Data tied to figure images

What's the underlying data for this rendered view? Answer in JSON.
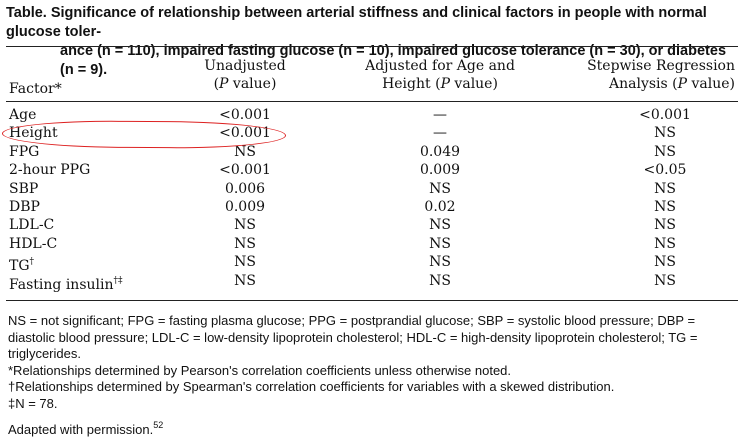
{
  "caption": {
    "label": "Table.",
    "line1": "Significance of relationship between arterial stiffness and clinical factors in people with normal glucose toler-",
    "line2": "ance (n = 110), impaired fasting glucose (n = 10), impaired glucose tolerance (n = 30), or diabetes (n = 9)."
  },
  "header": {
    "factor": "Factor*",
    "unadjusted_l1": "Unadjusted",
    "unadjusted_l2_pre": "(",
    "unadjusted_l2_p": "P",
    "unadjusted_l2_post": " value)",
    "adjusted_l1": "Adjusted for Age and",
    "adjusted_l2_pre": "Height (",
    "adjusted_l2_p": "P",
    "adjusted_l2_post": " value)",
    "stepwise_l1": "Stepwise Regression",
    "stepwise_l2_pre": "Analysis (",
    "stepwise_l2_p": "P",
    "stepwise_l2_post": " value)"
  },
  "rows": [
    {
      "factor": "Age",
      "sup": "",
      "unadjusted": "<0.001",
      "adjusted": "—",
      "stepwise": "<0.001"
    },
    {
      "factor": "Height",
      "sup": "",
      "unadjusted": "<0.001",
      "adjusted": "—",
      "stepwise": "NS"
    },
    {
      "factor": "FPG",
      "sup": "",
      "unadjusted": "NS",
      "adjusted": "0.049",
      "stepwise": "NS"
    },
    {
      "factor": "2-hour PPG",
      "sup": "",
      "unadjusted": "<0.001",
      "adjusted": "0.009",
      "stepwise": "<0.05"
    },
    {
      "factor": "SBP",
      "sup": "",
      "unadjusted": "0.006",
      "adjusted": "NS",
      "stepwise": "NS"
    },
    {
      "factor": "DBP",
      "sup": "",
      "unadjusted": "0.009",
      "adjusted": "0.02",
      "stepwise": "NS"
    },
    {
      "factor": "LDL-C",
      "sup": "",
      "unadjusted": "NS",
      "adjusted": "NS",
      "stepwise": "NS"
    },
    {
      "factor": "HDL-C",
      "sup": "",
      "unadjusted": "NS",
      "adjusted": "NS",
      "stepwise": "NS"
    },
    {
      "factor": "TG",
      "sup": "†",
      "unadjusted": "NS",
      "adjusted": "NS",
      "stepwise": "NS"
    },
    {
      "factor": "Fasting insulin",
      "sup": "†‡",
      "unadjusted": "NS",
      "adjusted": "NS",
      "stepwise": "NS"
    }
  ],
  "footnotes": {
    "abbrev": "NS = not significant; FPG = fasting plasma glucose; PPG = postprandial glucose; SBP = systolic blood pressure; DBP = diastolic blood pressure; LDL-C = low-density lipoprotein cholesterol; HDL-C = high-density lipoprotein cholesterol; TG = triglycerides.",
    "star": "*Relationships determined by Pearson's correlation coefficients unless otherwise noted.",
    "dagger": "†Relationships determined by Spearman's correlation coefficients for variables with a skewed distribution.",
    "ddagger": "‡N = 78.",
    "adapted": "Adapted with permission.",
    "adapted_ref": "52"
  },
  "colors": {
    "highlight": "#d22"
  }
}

* **WORK ORDER**:
Check each line of the data above for the word "Relationships" and state how many lines contain it, with no other text.

* **ANSWER TO THIS EXERCISE**:
2